◆ Task to complete ◆
Will you extract the entries word for word? Images should not appear in the copy.

Saved entries
━━━
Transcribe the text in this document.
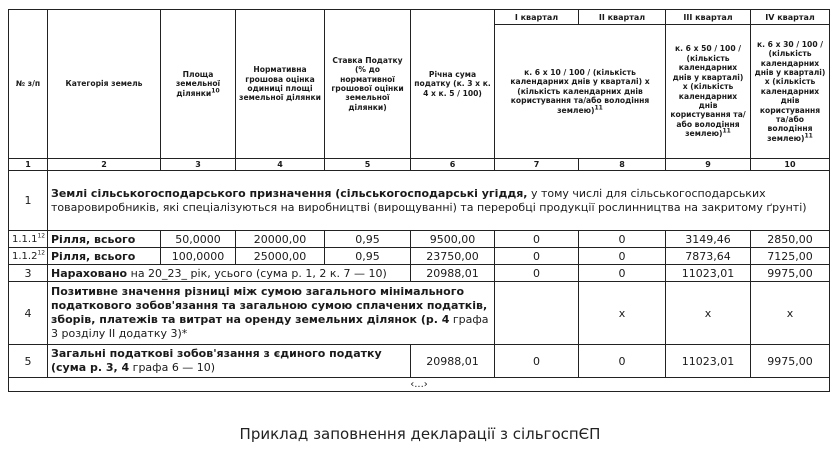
№ з/п	Категорія земель	Площа земельної ділянки$^{10}$	Нормативна грошова оцінка одиниці площі земельної ділянки	Ставка Податку (% до нормативної грошової оцінки земельної ділянки)	Річна сума податку (к. 3 х к. 4 х к. 5 / 100)	I квартал	II квартал	III квартал	IV квартал
						к. 6 х 10 / 100 / (кількість календарних днів у кварталі) х (кількість календарних днів користування та/або володіння землею)$^{11}$		к. 6 х 50 / 100 / (кількість календарних днів у кварталі) х (кількість календарних днів користування та/або володіння землею)$^{11}$	к. 6 х 30 / 100 / (кількість календарних днів у кварталі) х (кількість календарних днів користування та/або володіння землею)$^{11}$
1	2	3	4	5	6	7	8	9	10
1	Землі сільськогосподарського призначення (сільськогосподарські угіддя, у тому числі для сільськогосподарських товаровиробників, які спеціалізуються на виробництві (вирощуванні) та переробці продукції рослинництва на закритому ґрунті)								
1.1.1$^{12}$	Рілля, всього	50,0000	20000,00	0,95	9500,00	0	0	3149,46	2850,00
1.1.2$^{12}$	Рілля, всього	100,0000	25000,00	0,95	23750,00	0	0	7873,64	7125,00
3	Нараховано на 20_23_ рік, усього (сума р. 1, 2 к. 7 — 10)				20988,01	0	0	11023,01	9975,00
4	Позитивне значення різниці між сумою загального мінімального податкового зобов'язання та загальною сумою сплачених податків, зборів, платежів та витрат на оренду земельних ділянок (р. 4 графа 3 розділу II додатку 3)*						х	х	х
5	Загальні податкові зобов'язання з єдиного податку (сума р. 3, 4 графа 6 — 10)				20988,01	0	0	11023,01	9975,00
‹...›									
Приклад заповнення декларації з сільгоспЄП
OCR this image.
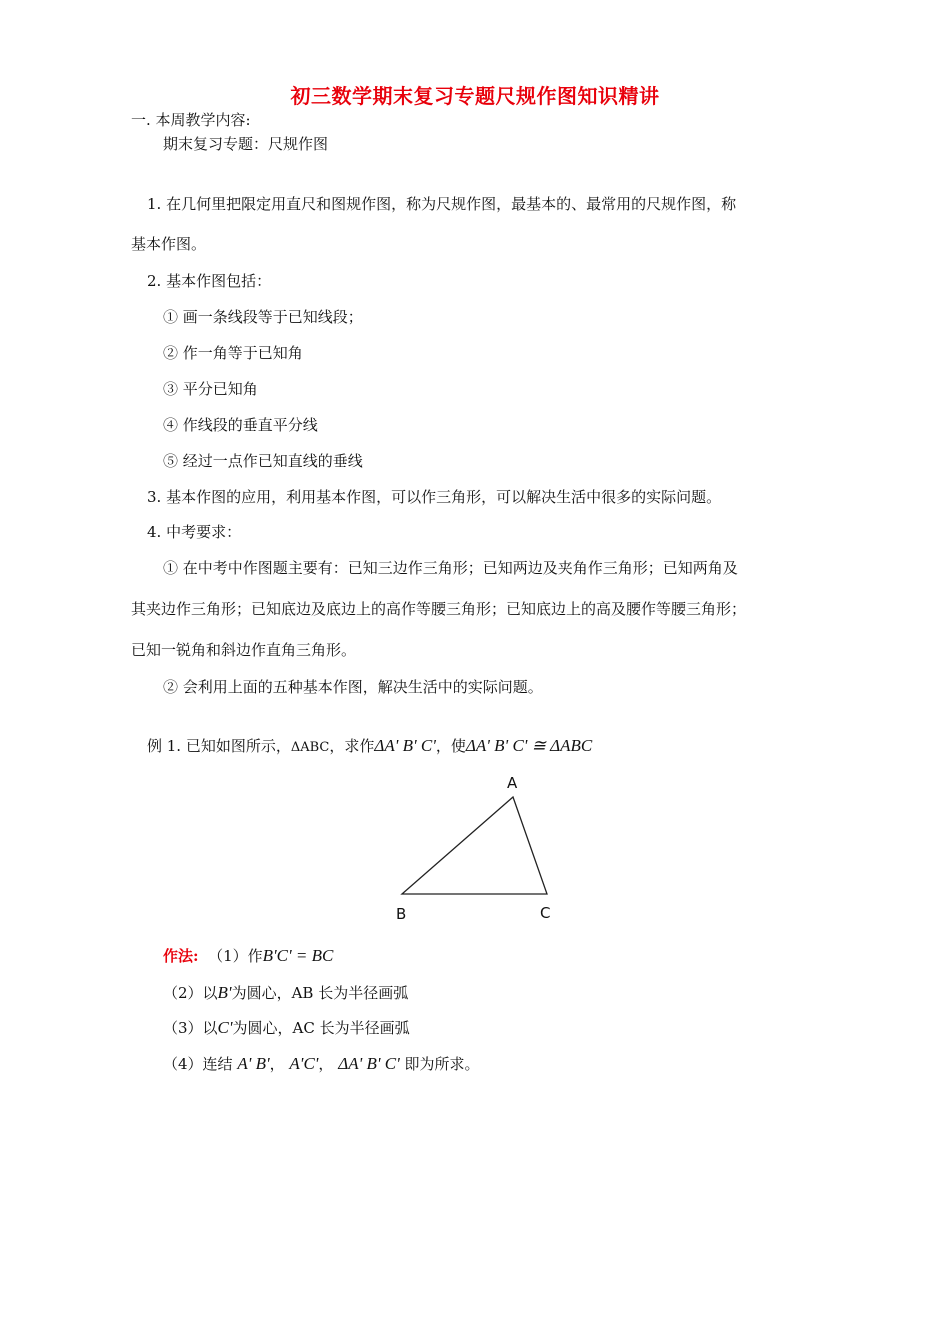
初三数学期末复习专题尺规作图知识精讲
一. 本周教学内容:
期末复习专题：尺规作图
1. 在几何里把限定用直尺和图规作图，称为尺规作图，最基本的、最常用的尺规作图，称
基本作图。
2. 基本作图包括：
① 画一条线段等于已知线段；
② 作一角等于已知角
③ 平分已知角
④ 作线段的垂直平分线
⑤ 经过一点作已知直线的垂线
3. 基本作图的应用，利用基本作图，可以作三角形，可以解决生活中很多的实际问题。
4. 中考要求：
① 在中考中作图题主要有：已知三边作三角形；已知两边及夹角作三角形；已知两角及
其夹边作三角形；已知底边及底边上的高作等腰三角形；已知底边上的高及腰作等腰三角形；
已知一锐角和斜边作直角三角形。
② 会利用上面的五种基本作图，解决生活中的实际问题。
例 1. 已知如图所示，ΔABC，求作ΔA' B' C'，使ΔA' B' C' ≅ ΔABC
A
B	C
作法: （1）作B'C' = BC
（2）以B'为圆心，AB 长为半径画弧
（3）以C'为圆心，AC 长为半径画弧
（4）连结 A' B'， A'C'， ΔA' B' C' 即为所求。
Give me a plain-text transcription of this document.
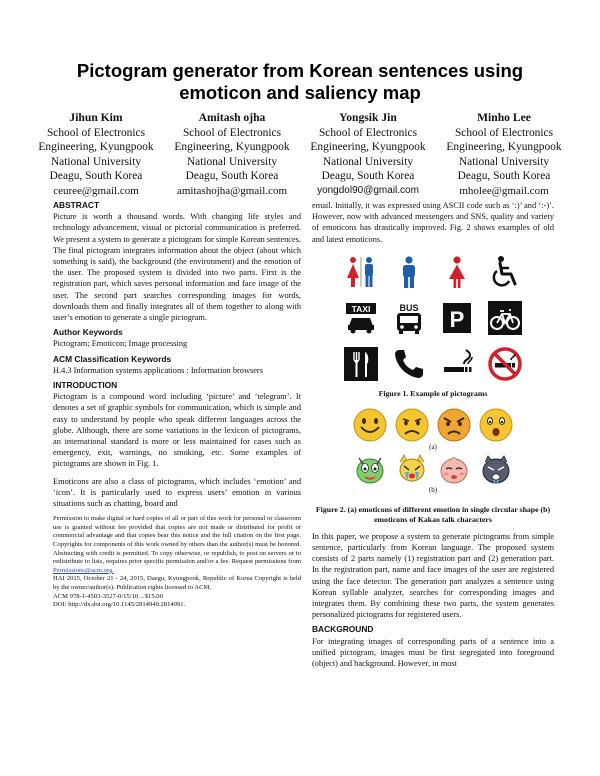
Pictogram generator from Korean sentences using
emoticon and saliency map
Jihun Kim
School of Electronics
Engineering, Kyungpook
National University
Deagu, South Korea
ceuree@gmail.com
Amitash ojha
School of Electronics
Engineering, Kyungpook
National University
Deagu, South Korea
amitashojha@gmail.com
Yongsik Jin
School of Electronics
Engineering, Kyungpook
National University
Deagu, South Korea
yongdol90@gmail.com
Minho Lee
School of Electronics
Engineering, Kyungpook
National University
Deagu, South Korea
mholee@gmail.com
ABSTRACT

Picture is worth a thousand words. With changing life styles and technology advancement, visual or pictorial communication is preferred. We present a system to generate a pictogram for simple Korean sentences. The final pictogram integrates information about the object (about which something is said), the background (the environment) and the emotion of the user. The proposed system is divided into two parts. First is the registration part, which saves personal information and face image of the user. The second part searches corresponding images for words, downloads them and finally integrates all of them together to along with user’s emotion to generate a single pictogram.

Author Keywords

Pictogram; Emoticon; Image processing

ACM Classification Keywords

H.4.3 Information systems applications : Information browsers

INTRODUCTION

Pictogram is a compound word including ‘picture’ and ‘telegram’. It denotes a set of graphic symbols for communication, which is simple and easy to understand by people who speak different languages across the globe. Although, there are some variations in the lexicon of pictograms, an international standard is more or less maintained for cases such as emergency, exit, warnings, no smoking, etc. Some examples of pictograms are shown in Fig. 1.

Emoticons are also a class of pictograms, which includes ‘emotion’ and ‘icon’. It is particularly used to express users’ emotion in various situations such as chatting, board and

Permission to make digital or hard copies of all or part of this work for personal or classroom use is granted without fee provided that copies are not made or distributed for profit or commercial advantage and that copies bear this notice and the full citation on the first page. Copyrights for components of this work owned by others than the author(s) must be honored. Abstracting with credit is permitted. To copy otherwise, or republish, to post on servers or to redistribute to lists, requires prior specific permission and/or a fee. Request permissions from Permissions@acm.org.

HAI 2015, October 21 - 24, 2015, Daegu, Kyungpook, Republic of Korea Copyright is held by the owner/author(s). Publication rights licensed to ACM.

ACM 978-1-4503-3527-0/15/10…$15.00

DOI: http://dx.doi.org/10.1145/2814940.2814991.

email. Initially, it was expressed using ASCII code such as ‘:)’ and ‘:-)’. However, now with advanced messengers and SNS, quality and variety of emoticons has drastically improved. Fig. 2 shows examples of old and latest emoticons.

TAXI	BUS P
Figure 1. Example of pictograms
(a)
(b)
Figure 2. (a) emoticons of different emotion in single circular shape (b) emoticons of Kakao talk characters

In this paper, we propose a system to generate pictograms from simple sentence, particularly from Korean language. The proposed system consists of 2 parts namely (1) registration part and (2) generation part. In the registration part, name and face images of the user are registered using the face detector. The generation part analyzes a sentence using Korean syllable analyzer, searches for corresponding images and integrates them. By combining these two parts, the system generates personalized pictograms for registered users.

BACKGROUND

For integrating images of corresponding parts of a sentence into a unified pictogram, images must be first segregated into foreground (object) and background. However, in most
━━━
◆ Output for this task ◆
Transcribe the text in this document.
№ з/п	Категорія земель	Площа земельної ділянки$^{10}$	Нормативна грошова оцінка одиниці площі земельної ділянки	Ставка Податку (% до нормативної грошової оцінки земельної ділянки)	Річна сума податку (к. 3 х к. 4 х к. 5 / 100)	I квартал	II квартал	III квартал	IV квартал
						к. 6 х 10 / 100 / (кількість календарних днів у кварталі) х (кількість календарних днів користування та/або володіння землею)$^{11}$		к. 6 х 50 / 100 / (кількість календарних днів у кварталі) х (кількість календарних днів користування та/або володіння землею)$^{11}$	к. 6 х 30 / 100 / (кількість календарних днів у кварталі) х (кількість календарних днів користування та/або володіння землею)$^{11}$
1	2	3	4	5	6	7	8	9	10
1	Землі сільськогосподарського призначення (сільськогосподарські угіддя, у тому числі для сільськогосподарських товаровиробників, які спеціалізуються на виробництві (вирощуванні) та переробці продукції рослинництва на закритому ґрунті)								
1.1.1$^{12}$	Рілля, всього	50,0000	20000,00	0,95	9500,00	0	0	3149,46	2850,00
1.1.2$^{12}$	Рілля, всього	100,0000	25000,00	0,95	23750,00	0	0	7873,64	7125,00
3	Нараховано на 20_23_ рік, усього (сума р. 1, 2 к. 7 — 10)				20988,01	0	0	11023,01	9975,00
4	Позитивне значення різниці між сумою загального мінімального податкового зобов'язання та загальною сумою сплачених податків, зборів, платежів та витрат на оренду земельних ділянок (р. 4 графа 3 розділу II додатку 3)*						х	х	х
5	Загальні податкові зобов'язання з єдиного податку (сума р. 3, 4 графа 6 — 10)				20988,01	0	0	11023,01	9975,00
‹...›									
Приклад заповнення декларації з сільгоспЄП
OCR this image.
初三数学期末复习专题尺规作图知识精讲
一. 本周教学内容:
期末复习专题：尺规作图
1. 在几何里把限定用直尺和图规作图，称为尺规作图，最基本的、最常用的尺规作图，称
基本作图。
2. 基本作图包括：
① 画一条线段等于已知线段；
② 作一角等于已知角
③ 平分已知角
④ 作线段的垂直平分线
⑤ 经过一点作已知直线的垂线
3. 基本作图的应用，利用基本作图，可以作三角形，可以解决生活中很多的实际问题。
4. 中考要求：
① 在中考中作图题主要有：已知三边作三角形；已知两边及夹角作三角形；已知两角及
其夹边作三角形；已知底边及底边上的高作等腰三角形；已知底边上的高及腰作等腰三角形；
已知一锐角和斜边作直角三角形。
② 会利用上面的五种基本作图，解决生活中的实际问题。
例 1. 已知如图所示，ΔABC，求作ΔA' B' C'，使ΔA' B' C' ≅ ΔABC
A
B	C
作法: （1）作B'C' = BC
（2）以B'为圆心，AB 长为半径画弧
（3）以C'为圆心，AC 长为半径画弧
（4）连结 A' B'， A'C'， ΔA' B' C' 即为所求。
Give me a plain-text transcription of this document.
Pictogram generator from Korean sentences using
emoticon and saliency map
Jihun Kim
School of Electronics
Engineering, Kyungpook
National University
Deagu, South Korea
ceuree@gmail.com
Amitash ojha
School of Electronics
Engineering, Kyungpook
National University
Deagu, South Korea
amitashojha@gmail.com
Yongsik Jin
School of Electronics
Engineering, Kyungpook
National University
Deagu, South Korea
yongdol90@gmail.com
Minho Lee
School of Electronics
Engineering, Kyungpook
National University
Deagu, South Korea
mholee@gmail.com
ABSTRACT

Picture is worth a thousand words. With changing life styles and technology advancement, visual or pictorial communication is preferred. We present a system to generate a pictogram for simple Korean sentences. The final pictogram integrates information about the object (about which something is said), the background (the environment) and the emotion of the user. The proposed system is divided into two parts. First is the registration part, which saves personal information and face image of the user. The second part searches corresponding images for words, downloads them and finally integrates all of them together to along with user’s emotion to generate a single pictogram.

Author Keywords

Pictogram; Emoticon; Image processing

ACM Classification Keywords

H.4.3 Information systems applications : Information browsers

INTRODUCTION

Pictogram is a compound word including ‘picture’ and ‘telegram’. It denotes a set of graphic symbols for communication, which is simple and easy to understand by people who speak different languages across the globe. Although, there are some variations in the lexicon of pictograms, an international standard is more or less maintained for cases such as emergency, exit, warnings, no smoking, etc. Some examples of pictograms are shown in Fig. 1.

Emoticons are also a class of pictograms, which includes ‘emotion’ and ‘icon’. It is particularly used to express users’ emotion in various situations such as chatting, board and

Permission to make digital or hard copies of all or part of this work for personal or classroom use is granted without fee provided that copies are not made or distributed for profit or commercial advantage and that copies bear this notice and the full citation on the first page. Copyrights for components of this work owned by others than the author(s) must be honored. Abstracting with credit is permitted. To copy otherwise, or republish, to post on servers or to redistribute to lists, requires prior specific permission and/or a fee. Request permissions from Permissions@acm.org.

HAI 2015, October 21 - 24, 2015, Daegu, Kyungpook, Republic of Korea Copyright is held by the owner/author(s). Publication rights licensed to ACM.

ACM 978-1-4503-3527-0/15/10…$15.00

DOI: http://dx.doi.org/10.1145/2814940.2814991.

email. Initially, it was expressed using ASCII code such as ‘:)’ and ‘:-)’. However, now with advanced messengers and SNS, quality and variety of emoticons has drastically improved. Fig. 2 shows examples of old and latest emoticons.

TAXI	BUS P
Figure 1. Example of pictograms
(a)
(b)
Figure 2. (a) emoticons of different emotion in single circular shape (b) emoticons of Kakao talk characters

In this paper, we propose a system to generate pictograms from simple sentence, particularly from Korean language. The proposed system consists of 2 parts namely (1) registration part and (2) generation part. In the registration part, name and face images of the user are registered using the face detector. The generation part analyzes a sentence using Korean syllable analyzer, searches for corresponding images and integrates them. By combining these two parts, the system generates personalized pictograms for registered users.

BACKGROUND

For integrating images of corresponding parts of a sentence into a unified pictogram, images must be first segregated into foreground (object) and background. However, in most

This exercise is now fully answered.